Restate the entries word for word, omitting nothing.
(begin)
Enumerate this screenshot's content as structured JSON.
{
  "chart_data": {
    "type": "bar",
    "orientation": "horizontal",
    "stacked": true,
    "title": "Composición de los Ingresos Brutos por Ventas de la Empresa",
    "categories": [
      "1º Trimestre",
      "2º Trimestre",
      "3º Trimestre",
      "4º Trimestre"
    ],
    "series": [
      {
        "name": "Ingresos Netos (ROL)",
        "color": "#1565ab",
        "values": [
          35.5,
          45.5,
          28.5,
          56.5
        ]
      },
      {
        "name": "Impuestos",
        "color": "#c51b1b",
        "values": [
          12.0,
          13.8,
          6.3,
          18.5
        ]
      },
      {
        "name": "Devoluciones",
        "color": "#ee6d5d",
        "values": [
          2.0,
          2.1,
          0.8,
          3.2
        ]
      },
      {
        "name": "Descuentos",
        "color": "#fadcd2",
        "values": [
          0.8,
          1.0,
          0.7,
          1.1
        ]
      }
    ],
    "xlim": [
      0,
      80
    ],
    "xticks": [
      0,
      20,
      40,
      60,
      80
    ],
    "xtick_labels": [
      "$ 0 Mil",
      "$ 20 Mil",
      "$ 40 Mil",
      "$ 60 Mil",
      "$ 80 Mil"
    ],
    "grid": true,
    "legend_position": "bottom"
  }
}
(end)
→ Written response:
Enumerate this screenshot's content as structured JSON.
{
  "chart_data": {
    "type": "bar",
    "orientation": "horizontal",
    "stacked": true,
    "title": "Composición de los Ingresos Brutos por Ventas de la Empresa",
    "categories": [
      "1º Trimestre",
      "2º Trimestre",
      "3º Trimestre",
      "4º Trimestre"
    ],
    "series": [
      {
        "name": "Ingresos Netos (ROL)",
        "color": "#1565ab",
        "values": [
          35.5,
          45.5,
          28.5,
          56.5
        ]
      },
      {
        "name": "Impuestos",
        "color": "#c51b1b",
        "values": [
          12.0,
          13.8,
          6.3,
          18.5
        ]
      },
      {
        "name": "Devoluciones",
        "color": "#ee6d5d",
        "values": [
          2.0,
          2.1,
          0.8,
          3.2
        ]
      },
      {
        "name": "Descuentos",
        "color": "#fadcd2",
        "values": [
          0.8,
          1.0,
          0.7,
          1.1
        ]
      }
    ],
    "xlim": [
      0,
      80
    ],
    "xticks": [
      0,
      20,
      40,
      60,
      80
    ],
    "xtick_labels": [
      "$ 0 Mil",
      "$ 20 Mil",
      "$ 40 Mil",
      "$ 60 Mil",
      "$ 80 Mil"
    ],
    "grid": true,
    "legend_position": "bottom"
  }
}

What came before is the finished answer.